» **The request**: Copy each line of the records that contains the word "quelquefois".

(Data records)

--------------------------------

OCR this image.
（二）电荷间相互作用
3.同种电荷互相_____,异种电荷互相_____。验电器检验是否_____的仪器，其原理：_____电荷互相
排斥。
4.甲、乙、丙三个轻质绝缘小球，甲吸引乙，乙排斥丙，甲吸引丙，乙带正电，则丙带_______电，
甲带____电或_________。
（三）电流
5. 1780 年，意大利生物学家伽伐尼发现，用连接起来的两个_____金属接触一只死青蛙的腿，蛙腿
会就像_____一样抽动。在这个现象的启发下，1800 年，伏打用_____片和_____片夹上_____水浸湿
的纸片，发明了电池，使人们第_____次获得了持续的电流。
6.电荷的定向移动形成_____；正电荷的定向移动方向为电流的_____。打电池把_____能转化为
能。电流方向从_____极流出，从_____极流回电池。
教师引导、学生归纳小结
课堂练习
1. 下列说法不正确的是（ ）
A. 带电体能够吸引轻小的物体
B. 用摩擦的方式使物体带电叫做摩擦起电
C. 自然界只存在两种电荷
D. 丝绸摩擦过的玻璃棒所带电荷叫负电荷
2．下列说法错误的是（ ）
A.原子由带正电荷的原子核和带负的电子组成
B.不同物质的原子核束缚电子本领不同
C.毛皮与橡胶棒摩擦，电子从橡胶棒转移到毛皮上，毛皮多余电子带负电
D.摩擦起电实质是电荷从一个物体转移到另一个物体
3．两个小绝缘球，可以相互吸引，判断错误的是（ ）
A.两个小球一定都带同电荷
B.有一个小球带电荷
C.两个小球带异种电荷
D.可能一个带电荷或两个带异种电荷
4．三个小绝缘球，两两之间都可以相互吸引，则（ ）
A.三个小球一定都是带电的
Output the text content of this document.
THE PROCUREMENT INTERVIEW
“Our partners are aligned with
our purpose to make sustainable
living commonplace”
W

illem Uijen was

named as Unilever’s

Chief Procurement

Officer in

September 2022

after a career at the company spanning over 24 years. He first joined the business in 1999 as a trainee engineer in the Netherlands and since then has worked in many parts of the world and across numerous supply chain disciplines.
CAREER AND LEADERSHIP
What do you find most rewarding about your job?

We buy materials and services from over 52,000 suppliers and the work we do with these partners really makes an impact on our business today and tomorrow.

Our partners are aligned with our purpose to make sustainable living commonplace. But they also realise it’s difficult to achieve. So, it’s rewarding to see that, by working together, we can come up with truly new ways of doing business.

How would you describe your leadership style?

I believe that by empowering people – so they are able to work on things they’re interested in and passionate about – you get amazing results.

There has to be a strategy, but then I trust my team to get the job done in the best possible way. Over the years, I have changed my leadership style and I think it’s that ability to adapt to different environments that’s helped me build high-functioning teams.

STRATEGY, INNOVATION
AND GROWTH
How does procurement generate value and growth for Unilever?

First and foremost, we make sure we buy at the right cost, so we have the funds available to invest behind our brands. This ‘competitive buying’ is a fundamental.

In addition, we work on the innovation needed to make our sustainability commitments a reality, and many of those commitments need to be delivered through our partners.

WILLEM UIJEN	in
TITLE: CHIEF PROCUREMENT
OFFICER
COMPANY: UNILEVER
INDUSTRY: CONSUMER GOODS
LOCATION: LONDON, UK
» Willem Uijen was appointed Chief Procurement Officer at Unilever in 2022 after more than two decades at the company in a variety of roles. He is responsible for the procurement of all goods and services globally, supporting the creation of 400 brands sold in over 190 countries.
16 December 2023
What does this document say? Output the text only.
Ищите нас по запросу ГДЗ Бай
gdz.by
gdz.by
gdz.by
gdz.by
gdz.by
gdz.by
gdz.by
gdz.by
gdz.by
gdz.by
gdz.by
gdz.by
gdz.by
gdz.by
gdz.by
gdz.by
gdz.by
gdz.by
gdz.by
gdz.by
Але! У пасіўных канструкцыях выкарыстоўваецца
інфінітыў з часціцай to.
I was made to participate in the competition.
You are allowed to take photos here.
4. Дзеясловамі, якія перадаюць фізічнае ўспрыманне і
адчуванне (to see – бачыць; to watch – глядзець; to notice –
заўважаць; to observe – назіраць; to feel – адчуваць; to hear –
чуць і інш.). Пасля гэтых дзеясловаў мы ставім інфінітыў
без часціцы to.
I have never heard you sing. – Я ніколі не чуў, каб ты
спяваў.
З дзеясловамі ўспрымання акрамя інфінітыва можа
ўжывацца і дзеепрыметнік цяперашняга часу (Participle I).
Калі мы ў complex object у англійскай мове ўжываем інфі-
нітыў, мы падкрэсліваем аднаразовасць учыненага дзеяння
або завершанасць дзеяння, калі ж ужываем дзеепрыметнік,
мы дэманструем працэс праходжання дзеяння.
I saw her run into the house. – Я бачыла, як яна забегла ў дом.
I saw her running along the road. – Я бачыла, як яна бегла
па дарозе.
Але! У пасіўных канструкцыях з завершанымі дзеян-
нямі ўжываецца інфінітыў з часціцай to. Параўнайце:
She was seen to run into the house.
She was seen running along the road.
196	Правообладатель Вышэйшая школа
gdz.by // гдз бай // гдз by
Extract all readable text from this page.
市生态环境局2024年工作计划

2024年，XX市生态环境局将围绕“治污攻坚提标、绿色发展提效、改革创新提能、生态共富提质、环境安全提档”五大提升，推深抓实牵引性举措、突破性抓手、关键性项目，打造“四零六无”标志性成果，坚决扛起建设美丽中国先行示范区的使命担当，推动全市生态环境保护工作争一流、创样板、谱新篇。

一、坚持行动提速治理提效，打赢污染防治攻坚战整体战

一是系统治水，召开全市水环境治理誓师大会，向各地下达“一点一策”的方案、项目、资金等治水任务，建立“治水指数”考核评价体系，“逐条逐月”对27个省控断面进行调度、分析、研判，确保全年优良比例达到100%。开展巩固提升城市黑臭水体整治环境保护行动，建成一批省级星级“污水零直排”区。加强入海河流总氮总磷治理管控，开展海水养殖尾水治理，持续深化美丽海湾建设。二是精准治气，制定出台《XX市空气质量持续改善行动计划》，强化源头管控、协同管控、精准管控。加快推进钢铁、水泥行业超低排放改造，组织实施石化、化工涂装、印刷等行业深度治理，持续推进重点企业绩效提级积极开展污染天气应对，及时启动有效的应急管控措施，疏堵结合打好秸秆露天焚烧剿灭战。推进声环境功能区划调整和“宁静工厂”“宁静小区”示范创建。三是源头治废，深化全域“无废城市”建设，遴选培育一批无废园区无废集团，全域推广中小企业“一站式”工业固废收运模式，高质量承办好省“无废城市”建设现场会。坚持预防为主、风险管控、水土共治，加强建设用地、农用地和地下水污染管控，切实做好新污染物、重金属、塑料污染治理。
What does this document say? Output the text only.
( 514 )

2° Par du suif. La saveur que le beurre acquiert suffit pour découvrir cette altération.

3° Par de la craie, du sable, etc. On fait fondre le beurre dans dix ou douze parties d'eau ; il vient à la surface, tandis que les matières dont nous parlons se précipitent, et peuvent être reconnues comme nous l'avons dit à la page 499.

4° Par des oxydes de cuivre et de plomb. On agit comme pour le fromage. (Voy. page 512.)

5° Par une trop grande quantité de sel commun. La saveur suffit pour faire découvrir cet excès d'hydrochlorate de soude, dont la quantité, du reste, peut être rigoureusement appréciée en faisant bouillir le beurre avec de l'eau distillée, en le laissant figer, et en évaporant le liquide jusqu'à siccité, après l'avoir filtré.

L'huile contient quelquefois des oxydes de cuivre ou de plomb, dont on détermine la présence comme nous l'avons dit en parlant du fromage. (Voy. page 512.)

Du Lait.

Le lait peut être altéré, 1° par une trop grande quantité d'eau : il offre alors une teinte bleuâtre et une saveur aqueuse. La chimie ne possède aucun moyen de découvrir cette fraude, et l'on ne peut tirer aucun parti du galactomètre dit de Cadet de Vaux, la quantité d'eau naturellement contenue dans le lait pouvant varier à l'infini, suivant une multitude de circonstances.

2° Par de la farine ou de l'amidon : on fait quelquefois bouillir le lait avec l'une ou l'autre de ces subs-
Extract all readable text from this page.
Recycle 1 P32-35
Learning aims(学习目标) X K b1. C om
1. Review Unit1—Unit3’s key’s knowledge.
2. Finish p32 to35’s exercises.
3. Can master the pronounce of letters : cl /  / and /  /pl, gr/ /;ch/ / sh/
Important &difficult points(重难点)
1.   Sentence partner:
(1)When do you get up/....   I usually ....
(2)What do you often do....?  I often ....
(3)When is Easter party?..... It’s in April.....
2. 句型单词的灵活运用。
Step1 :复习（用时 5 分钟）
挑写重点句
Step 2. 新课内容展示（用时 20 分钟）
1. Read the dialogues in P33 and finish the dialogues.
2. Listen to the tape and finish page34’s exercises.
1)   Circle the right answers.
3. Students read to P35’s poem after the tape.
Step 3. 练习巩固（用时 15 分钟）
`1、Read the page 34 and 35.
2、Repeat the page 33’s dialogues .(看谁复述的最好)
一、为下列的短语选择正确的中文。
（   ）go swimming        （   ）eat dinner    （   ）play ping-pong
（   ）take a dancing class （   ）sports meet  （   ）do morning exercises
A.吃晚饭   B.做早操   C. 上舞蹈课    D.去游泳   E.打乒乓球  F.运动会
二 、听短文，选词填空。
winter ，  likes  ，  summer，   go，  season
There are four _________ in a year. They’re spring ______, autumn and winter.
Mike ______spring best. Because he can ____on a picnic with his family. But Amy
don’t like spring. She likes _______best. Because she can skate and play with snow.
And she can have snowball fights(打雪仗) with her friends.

--------------------------------

» **Written answer**:
L'huile contient quelquefois des oxydes de cuivre ou de plomb, dont on détermine la présence comme nous l'avons dit en parlant du fromage. (Voy. page 512.)
2° Par de la farine ou de l'amidon : on fait quelquefois bouillir le lait avec l'une ou l'autre de ces subs-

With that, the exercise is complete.